▼
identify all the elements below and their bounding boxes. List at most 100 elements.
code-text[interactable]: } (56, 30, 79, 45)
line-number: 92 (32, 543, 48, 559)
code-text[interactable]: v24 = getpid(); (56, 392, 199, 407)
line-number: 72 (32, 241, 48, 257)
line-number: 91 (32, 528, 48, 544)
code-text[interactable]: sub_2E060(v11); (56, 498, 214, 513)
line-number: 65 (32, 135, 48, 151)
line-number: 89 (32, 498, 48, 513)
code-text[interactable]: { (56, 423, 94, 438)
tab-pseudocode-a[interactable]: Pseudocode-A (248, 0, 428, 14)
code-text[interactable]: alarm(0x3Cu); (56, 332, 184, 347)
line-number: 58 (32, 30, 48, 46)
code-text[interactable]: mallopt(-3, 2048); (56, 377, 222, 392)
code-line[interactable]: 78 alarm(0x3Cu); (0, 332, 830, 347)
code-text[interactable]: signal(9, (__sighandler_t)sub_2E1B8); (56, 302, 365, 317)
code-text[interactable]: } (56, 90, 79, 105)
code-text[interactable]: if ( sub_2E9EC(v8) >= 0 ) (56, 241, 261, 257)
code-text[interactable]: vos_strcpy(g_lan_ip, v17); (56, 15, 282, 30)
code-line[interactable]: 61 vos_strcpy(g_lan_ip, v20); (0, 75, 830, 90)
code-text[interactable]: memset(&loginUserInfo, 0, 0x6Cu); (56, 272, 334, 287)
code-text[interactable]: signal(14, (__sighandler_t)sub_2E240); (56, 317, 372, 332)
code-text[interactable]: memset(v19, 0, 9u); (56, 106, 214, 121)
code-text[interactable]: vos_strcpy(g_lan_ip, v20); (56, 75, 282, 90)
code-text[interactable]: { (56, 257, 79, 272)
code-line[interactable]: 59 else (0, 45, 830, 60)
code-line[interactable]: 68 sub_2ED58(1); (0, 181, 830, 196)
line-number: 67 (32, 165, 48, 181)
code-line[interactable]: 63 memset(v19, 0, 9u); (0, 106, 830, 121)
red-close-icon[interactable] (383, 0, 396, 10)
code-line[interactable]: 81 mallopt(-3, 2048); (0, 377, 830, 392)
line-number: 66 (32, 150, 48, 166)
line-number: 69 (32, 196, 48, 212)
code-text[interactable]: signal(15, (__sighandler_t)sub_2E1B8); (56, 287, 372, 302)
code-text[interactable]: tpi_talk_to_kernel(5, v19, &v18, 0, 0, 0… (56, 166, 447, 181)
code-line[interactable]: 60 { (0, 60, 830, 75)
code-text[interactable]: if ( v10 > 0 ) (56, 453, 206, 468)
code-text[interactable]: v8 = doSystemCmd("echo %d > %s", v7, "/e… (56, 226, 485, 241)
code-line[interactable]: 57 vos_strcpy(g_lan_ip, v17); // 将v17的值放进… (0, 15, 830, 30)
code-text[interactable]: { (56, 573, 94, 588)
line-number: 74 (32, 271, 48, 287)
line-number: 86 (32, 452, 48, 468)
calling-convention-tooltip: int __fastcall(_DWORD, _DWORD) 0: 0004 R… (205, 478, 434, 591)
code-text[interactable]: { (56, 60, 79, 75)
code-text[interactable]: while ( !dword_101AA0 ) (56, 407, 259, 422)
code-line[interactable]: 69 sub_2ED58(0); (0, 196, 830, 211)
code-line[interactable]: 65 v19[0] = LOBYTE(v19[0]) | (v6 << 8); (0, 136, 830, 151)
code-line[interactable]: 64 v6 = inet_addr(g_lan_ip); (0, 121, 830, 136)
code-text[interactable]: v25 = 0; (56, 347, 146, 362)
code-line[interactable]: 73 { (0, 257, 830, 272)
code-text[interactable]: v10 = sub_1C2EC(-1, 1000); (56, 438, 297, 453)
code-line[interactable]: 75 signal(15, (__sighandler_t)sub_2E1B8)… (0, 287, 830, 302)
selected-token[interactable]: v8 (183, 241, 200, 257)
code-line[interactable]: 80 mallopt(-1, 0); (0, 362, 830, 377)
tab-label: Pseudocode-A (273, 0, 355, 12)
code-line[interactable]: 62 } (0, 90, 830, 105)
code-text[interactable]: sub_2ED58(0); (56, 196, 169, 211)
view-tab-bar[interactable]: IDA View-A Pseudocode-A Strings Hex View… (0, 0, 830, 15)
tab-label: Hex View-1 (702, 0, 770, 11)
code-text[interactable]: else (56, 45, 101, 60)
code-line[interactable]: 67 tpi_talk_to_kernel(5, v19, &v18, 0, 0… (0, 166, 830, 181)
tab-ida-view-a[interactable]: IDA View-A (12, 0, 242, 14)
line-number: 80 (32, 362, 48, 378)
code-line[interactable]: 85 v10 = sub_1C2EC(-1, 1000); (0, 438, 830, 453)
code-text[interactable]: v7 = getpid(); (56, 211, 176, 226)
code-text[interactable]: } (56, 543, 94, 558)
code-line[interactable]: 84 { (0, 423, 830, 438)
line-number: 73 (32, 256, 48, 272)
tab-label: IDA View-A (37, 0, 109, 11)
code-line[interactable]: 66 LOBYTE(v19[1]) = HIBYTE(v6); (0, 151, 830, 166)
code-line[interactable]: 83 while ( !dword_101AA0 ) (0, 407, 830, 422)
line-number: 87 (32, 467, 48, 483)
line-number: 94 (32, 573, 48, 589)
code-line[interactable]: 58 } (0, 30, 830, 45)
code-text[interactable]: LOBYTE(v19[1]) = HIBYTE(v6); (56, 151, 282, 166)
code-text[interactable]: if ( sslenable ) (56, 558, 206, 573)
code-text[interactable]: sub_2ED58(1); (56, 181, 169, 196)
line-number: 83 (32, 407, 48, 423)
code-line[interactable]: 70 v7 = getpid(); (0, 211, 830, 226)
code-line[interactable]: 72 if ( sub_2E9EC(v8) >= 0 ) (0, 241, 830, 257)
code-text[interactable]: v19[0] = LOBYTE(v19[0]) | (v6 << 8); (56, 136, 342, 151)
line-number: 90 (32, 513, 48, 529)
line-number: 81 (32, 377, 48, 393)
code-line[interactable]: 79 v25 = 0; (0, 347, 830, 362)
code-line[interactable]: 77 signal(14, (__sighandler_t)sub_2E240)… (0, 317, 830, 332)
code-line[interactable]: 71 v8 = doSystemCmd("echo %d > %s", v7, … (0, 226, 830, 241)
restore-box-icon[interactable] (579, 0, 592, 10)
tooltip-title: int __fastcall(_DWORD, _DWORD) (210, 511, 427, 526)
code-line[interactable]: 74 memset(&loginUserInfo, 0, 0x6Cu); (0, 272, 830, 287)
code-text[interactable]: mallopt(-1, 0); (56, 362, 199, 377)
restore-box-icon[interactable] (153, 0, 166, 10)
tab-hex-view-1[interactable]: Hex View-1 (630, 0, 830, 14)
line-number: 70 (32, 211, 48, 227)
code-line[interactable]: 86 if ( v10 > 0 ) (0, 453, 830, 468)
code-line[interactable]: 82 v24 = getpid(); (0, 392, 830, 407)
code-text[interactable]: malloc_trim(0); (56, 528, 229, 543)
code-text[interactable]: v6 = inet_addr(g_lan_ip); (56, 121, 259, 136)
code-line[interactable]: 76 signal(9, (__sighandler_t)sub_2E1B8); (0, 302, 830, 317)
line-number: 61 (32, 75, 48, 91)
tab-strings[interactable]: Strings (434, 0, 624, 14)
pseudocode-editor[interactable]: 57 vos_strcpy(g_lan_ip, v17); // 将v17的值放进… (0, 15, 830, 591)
▲
▼
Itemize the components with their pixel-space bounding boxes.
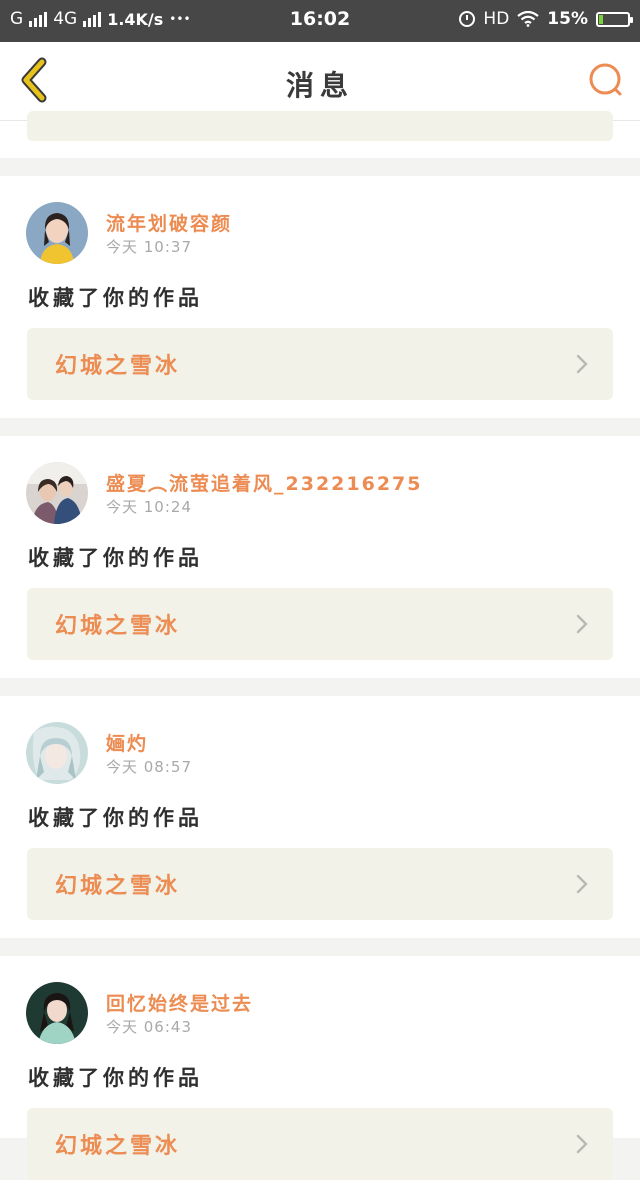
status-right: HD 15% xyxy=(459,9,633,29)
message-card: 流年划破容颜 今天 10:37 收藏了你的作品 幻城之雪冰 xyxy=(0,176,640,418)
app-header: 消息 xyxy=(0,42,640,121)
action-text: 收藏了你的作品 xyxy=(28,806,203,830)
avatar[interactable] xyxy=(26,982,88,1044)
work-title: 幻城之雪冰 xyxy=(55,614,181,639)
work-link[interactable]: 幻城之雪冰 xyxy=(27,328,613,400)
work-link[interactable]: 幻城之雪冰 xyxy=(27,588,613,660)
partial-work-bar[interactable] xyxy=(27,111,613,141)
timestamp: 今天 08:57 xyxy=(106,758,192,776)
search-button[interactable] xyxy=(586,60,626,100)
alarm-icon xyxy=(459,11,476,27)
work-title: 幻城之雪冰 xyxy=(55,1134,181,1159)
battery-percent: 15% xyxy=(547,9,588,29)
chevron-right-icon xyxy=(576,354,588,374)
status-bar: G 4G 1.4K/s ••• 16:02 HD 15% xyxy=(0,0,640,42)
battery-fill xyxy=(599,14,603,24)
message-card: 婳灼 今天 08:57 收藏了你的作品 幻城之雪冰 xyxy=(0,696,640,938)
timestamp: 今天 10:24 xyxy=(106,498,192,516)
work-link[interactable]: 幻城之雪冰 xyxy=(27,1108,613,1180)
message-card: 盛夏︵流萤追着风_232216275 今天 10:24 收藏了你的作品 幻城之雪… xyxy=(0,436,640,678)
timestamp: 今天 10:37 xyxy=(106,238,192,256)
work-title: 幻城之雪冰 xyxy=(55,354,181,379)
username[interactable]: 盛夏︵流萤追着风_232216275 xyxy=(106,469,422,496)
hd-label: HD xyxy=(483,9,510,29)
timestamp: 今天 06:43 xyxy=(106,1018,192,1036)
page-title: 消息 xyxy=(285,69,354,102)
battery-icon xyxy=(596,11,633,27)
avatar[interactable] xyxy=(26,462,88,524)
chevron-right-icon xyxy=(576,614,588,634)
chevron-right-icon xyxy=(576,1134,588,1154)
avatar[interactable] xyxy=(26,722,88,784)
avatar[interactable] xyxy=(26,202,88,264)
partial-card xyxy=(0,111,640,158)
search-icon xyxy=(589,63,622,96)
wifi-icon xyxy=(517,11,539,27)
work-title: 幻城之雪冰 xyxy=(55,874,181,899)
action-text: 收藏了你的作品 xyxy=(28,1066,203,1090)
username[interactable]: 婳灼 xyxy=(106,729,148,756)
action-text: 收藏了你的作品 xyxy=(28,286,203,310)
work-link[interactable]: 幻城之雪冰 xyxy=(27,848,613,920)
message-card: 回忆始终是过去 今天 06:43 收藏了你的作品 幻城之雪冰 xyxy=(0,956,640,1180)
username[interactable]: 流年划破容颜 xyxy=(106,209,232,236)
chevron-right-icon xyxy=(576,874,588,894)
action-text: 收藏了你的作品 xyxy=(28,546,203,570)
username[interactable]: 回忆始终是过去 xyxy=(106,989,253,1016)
▲
▼
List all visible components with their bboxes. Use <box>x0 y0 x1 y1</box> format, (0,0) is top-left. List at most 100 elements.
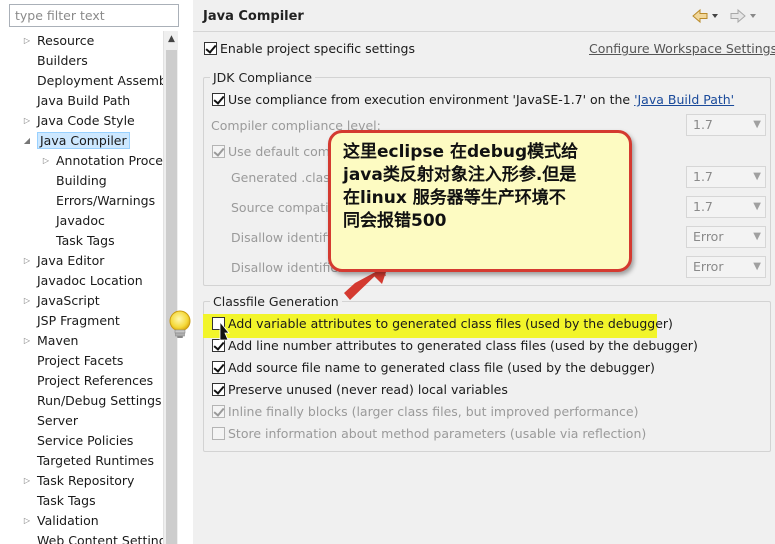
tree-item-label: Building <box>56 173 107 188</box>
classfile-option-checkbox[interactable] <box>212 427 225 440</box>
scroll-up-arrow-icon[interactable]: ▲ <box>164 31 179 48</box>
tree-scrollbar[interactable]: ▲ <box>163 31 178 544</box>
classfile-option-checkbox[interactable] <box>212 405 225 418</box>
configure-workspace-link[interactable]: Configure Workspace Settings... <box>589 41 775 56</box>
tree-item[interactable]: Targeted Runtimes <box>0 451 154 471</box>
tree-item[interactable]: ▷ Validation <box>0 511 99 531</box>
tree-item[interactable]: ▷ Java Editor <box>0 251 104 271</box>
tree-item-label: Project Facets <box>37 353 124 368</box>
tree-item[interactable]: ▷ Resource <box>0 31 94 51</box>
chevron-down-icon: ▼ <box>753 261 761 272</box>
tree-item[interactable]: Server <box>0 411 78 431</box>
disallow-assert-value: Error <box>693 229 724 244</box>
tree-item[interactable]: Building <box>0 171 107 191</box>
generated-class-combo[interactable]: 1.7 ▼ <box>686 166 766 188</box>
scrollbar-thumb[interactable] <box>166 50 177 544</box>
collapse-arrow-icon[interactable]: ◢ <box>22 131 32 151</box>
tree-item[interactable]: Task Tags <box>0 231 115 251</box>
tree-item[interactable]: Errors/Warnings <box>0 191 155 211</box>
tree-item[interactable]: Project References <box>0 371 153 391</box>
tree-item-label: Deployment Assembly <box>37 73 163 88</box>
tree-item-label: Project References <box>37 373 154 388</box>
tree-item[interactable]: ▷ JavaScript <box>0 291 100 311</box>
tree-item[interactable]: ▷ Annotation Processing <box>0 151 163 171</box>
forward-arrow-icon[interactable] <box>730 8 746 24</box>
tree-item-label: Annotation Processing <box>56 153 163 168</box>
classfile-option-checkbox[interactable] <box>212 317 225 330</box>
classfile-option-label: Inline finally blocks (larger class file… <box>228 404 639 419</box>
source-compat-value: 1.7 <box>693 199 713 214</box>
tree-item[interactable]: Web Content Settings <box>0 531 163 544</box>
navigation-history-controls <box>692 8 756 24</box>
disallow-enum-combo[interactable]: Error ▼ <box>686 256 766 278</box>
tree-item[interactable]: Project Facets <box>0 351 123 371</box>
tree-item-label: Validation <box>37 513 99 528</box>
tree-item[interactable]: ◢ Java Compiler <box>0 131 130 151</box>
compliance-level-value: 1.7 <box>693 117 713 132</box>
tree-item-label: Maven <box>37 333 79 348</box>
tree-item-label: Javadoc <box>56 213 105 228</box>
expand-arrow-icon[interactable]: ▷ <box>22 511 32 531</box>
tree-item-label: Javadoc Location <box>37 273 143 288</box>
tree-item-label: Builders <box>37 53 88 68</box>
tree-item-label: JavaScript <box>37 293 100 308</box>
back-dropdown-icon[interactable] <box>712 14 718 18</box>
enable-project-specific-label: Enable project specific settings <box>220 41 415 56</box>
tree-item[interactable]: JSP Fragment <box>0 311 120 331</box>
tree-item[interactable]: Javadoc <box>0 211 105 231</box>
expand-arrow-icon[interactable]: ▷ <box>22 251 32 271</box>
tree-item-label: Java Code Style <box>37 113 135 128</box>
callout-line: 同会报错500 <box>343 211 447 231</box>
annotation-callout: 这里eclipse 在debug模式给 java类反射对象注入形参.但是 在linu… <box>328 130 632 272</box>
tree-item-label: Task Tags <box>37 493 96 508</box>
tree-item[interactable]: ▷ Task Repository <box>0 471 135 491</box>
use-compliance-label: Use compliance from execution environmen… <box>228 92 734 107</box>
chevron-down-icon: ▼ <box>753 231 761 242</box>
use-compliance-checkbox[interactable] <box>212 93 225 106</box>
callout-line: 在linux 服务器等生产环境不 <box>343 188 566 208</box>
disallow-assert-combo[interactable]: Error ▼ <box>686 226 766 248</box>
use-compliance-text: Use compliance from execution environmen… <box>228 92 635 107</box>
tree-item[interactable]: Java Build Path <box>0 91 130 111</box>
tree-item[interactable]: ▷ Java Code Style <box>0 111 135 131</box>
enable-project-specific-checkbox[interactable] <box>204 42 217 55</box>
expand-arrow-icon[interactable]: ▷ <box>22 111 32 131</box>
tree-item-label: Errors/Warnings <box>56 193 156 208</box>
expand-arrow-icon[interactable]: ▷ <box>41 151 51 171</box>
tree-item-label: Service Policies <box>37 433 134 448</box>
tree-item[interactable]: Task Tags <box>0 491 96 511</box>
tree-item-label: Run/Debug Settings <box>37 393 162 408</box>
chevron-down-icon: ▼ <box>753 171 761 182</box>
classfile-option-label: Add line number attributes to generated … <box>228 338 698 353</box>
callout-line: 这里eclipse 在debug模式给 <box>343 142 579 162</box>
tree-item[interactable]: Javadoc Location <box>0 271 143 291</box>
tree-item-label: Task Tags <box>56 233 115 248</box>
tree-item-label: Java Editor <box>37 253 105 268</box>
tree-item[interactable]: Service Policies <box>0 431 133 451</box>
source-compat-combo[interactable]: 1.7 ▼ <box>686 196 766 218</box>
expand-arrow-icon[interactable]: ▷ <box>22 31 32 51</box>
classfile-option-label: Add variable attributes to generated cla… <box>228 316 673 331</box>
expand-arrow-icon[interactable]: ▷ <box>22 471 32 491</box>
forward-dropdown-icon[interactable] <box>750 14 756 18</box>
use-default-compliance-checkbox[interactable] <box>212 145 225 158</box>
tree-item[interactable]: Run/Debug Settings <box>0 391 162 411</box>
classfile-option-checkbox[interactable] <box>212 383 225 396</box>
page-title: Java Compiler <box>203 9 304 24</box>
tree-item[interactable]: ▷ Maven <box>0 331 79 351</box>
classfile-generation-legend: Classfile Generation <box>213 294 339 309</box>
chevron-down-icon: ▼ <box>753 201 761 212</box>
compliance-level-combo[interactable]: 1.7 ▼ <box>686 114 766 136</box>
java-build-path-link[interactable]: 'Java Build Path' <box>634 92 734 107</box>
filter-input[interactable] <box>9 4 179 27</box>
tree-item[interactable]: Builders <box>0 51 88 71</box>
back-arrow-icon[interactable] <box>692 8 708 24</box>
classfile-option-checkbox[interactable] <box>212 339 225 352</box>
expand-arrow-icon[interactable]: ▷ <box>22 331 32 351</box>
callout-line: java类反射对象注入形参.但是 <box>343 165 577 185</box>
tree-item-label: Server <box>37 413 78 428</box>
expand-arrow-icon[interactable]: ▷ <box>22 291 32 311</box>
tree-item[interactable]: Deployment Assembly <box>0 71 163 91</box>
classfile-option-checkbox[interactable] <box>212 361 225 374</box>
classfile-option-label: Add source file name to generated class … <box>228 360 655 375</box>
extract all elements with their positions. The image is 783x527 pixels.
▲
- 課題:
上のリストのうち、「tree-item-label: Building <box>56」を含む行から「forward-arrow-icon[interactable] <box>730 8」を含む行までを、両端の行も含めて一字も変えずに書き写すこと。

- 課題の結果:
tree-item-label: Building <box>56 173 107 188</box>
classfile-option-checkbox[interactable] <box>212 427 225 440</box>
scroll-up-arrow-icon[interactable]: ▲ <box>164 31 179 48</box>
tree-scrollbar[interactable]: ▲ <box>163 31 178 544</box>
classfile-option-checkbox[interactable] <box>212 405 225 418</box>
configure-workspace-link[interactable]: Configure Workspace Settings... <box>589 41 775 56</box>
tree-item[interactable]: Targeted Runtimes <box>0 451 154 471</box>
tree-item[interactable]: ▷ Validation <box>0 511 99 531</box>
tree-item[interactable]: ▷ Java Editor <box>0 251 104 271</box>
tree-item-label: Project Facets <box>37 353 124 368</box>
tree-item[interactable]: ▷ Resource <box>0 31 94 51</box>
chevron-down-icon: ▼ <box>753 261 761 272</box>
tree-item[interactable]: Server <box>0 411 78 431</box>
disallow-assert-value: Error <box>693 229 724 244</box>
tree-item[interactable]: Building <box>0 171 107 191</box>
generated-class-combo[interactable]: 1.7 ▼ <box>686 166 766 188</box>
scrollbar-thumb[interactable] <box>166 50 177 544</box>
collapse-arrow-icon[interactable]: ◢ <box>22 131 32 151</box>
tree-item[interactable]: Task Tags <box>0 231 115 251</box>
tree-item[interactable]: Errors/Warnings <box>0 191 155 211</box>
tree-item[interactable]: Project References <box>0 371 153 391</box>
tree-item-label: Deployment Assembly <box>37 73 163 88</box>
tree-item-label: Project References <box>37 373 154 388</box>
tree-item[interactable]: ▷ JavaScript <box>0 291 100 311</box>
tree-item[interactable]: ▷ Annotation Processing <box>0 151 163 171</box>
forward-arrow-icon[interactable] <box>730 8 746 24</box>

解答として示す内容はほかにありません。